(Beginning of Document extract)

Resolution
The Place Theatre, London
**
Resolution, the Place Theatre's annual trawl of what's new and hopeful in dance, makes a virtue of its wildly varying style and quality. Not only does its six-week programme feature performers trained in most areas of dance but its choreographers range from kids fresh out of college to seasoned performers creating work for the first time.
In Wednesday's opening triple bill it was the age difference that proved most interesting. The first two groups of twentysomethings (calling themselves Montage Theatre and Lulu's Living Room) meticulously rationed out their movements and ideas, as if their energy were somehow in short supply. Steve Kirkham, on the other hand - who admits he's "getting on a bit", having trod the boards with the Featherstonehaughs, DV8 and AMP - splurged all his resources on a kicking, swaggering solo that had him flat on the floor and heaving for breath after 10 minutes. Here's a man with fetchingly little concern for either his image or his health.
Kirkham's deviant disregard for his own dignity was evident from the moment he appeared on stage wearing a crash helmet, red boxing gloves, sparkly red tap shoes and the tightest of fake Calvin Klein briefs. He was a one-man confusion of styles, and the sartorial contradictions were wittily mirrored in his dance routine which mashed together tap, jazz, aerobics, ballet, pratfalls and boxing moves. He was wide boy, starlet, diva and bossy dance teacher, and the only factor that linked his personae was their monstrous exhibitionism. But as Kirkham explained in a sometimes deftly self-mocking monologue, he's on a mission to "squeeze dance by the balls" on account of it having become "a bit dull".

(End of Document extract)
(Beginning of Dataset records)

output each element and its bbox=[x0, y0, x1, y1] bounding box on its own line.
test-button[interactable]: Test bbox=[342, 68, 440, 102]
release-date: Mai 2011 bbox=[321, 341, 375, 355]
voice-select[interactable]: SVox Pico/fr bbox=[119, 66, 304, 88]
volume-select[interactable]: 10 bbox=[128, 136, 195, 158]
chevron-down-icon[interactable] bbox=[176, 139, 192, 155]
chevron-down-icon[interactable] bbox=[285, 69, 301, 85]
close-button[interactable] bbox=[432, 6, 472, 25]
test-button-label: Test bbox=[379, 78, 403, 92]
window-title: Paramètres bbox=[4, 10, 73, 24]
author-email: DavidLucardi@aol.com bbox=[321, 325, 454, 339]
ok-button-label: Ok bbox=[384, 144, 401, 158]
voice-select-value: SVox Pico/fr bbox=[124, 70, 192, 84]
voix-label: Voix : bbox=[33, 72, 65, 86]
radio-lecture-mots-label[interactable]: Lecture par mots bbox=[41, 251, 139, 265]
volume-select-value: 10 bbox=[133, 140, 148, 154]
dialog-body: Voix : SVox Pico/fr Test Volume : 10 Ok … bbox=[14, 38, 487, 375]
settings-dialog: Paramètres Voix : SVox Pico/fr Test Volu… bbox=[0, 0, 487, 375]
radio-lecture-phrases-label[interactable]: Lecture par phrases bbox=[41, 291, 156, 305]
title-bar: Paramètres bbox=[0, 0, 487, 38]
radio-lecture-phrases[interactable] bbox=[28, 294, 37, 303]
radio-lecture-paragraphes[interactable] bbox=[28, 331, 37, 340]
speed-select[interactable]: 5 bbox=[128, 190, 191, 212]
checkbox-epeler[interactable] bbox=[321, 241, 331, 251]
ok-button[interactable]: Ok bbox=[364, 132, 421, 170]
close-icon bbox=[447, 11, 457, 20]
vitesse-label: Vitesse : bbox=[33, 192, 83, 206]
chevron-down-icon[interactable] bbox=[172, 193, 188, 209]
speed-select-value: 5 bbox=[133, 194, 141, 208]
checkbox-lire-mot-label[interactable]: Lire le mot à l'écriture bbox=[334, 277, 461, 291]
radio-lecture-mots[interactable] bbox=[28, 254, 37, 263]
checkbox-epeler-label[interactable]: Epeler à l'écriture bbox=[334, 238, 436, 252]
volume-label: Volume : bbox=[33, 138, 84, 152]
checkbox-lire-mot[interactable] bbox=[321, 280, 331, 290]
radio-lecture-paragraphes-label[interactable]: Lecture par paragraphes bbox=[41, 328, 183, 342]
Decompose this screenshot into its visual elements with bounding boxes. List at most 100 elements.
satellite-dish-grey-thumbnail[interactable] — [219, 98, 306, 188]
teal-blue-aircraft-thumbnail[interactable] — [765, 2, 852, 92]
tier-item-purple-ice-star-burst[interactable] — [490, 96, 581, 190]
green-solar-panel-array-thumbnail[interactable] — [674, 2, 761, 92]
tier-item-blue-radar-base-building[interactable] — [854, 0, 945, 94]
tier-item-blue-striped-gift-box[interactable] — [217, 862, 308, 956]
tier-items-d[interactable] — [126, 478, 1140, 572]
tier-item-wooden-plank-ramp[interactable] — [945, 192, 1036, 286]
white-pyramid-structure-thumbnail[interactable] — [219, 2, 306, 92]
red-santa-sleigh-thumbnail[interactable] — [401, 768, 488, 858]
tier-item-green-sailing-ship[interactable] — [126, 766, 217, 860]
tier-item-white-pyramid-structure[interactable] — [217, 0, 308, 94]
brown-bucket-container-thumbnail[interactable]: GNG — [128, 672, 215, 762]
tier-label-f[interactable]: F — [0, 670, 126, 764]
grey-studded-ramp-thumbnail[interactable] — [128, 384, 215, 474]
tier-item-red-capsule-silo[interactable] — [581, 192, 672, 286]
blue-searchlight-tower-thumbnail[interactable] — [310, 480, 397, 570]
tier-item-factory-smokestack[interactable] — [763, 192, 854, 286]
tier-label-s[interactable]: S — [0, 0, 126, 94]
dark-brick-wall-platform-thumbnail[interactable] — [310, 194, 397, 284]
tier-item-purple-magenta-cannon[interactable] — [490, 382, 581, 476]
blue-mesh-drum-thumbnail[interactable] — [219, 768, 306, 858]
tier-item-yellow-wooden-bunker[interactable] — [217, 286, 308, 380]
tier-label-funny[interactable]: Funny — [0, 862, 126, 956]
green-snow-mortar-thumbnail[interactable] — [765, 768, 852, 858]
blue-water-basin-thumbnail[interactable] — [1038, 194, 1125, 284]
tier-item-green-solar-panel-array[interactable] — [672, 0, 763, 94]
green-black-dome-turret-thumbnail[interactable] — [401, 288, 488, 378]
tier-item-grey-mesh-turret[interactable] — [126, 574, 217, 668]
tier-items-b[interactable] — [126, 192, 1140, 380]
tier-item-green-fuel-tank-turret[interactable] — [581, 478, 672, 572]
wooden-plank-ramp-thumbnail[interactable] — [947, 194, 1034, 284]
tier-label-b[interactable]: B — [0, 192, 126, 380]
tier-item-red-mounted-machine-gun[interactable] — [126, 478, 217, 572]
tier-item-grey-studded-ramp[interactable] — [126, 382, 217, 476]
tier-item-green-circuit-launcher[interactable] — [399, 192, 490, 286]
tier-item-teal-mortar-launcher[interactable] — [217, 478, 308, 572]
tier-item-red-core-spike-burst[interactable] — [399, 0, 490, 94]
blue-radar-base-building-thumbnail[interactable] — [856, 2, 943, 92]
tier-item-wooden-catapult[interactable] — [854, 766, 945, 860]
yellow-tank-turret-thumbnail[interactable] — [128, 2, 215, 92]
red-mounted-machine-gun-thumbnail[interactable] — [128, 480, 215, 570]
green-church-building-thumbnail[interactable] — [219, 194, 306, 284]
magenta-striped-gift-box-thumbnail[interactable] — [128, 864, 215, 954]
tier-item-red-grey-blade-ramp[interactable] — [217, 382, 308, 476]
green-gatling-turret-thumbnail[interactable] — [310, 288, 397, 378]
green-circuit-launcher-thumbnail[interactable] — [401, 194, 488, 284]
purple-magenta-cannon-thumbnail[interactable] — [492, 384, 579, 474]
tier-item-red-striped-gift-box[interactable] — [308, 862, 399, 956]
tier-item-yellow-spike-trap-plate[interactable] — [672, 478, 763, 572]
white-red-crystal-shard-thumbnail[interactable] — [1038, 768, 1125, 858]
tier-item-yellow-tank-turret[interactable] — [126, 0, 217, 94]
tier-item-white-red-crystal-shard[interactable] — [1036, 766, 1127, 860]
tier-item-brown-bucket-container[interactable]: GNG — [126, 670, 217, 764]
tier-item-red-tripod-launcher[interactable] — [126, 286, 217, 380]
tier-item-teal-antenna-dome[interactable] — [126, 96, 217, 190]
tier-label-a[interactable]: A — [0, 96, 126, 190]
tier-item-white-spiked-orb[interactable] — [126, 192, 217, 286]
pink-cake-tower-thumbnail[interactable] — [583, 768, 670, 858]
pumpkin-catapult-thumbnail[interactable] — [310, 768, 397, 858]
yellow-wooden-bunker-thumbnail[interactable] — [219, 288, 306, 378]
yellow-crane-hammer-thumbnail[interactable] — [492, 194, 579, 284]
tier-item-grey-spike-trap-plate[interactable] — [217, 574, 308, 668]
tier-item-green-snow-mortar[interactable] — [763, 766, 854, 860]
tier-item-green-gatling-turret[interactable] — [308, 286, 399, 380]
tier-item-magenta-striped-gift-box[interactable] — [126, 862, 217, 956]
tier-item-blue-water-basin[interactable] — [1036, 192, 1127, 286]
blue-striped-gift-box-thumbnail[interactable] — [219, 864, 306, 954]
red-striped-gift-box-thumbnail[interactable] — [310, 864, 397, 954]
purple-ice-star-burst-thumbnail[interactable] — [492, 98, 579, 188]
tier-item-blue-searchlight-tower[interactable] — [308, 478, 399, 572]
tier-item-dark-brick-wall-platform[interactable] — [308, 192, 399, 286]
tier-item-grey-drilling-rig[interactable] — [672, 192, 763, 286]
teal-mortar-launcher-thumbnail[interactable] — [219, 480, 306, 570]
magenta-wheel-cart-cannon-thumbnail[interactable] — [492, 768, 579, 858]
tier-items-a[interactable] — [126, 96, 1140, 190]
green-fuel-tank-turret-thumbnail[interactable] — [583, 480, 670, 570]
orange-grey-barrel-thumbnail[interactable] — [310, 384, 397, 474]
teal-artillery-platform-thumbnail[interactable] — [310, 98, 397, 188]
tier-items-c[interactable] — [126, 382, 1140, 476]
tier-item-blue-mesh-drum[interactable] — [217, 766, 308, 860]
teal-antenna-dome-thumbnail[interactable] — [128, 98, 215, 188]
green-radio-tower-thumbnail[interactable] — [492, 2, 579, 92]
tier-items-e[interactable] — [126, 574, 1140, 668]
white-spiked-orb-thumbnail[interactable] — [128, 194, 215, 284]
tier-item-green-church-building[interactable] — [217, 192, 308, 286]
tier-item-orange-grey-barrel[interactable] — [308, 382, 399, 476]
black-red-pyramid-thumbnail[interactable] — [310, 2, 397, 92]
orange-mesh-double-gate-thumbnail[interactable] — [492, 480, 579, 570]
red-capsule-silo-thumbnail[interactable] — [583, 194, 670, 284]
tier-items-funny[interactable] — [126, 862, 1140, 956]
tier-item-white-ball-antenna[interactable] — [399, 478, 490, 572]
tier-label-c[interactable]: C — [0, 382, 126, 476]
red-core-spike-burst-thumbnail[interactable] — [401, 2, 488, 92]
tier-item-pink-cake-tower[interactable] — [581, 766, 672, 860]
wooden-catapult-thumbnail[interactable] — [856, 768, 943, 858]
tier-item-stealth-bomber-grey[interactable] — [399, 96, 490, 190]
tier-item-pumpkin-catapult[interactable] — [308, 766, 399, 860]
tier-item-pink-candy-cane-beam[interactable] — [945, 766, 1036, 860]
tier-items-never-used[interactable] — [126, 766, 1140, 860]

(End of Dataset records)

> _Requirement_
Pick up the review of Resolution at the Place Theatre after its final sentence and carry it forward.

> _Answer to the problem_
And if he needed proof of his argument, it was provided by the two works preceding his. Neither of the two young companies appearing on Wednesday yet deserves critical assessment but their work illustrates the pitfalls of transferring the introspective processes of the workshop directly on to the stage. Both pieces favoured a mode of solemn surrealism to indicate the state of their characters' inner lives; both lingered agonisingly over what they clearly considered to be their best ideas. There was talent there but it was playing possum. You wanted to snatch one of Kirkham's sparkly shoes and shake it at them.
The season continues until February 19.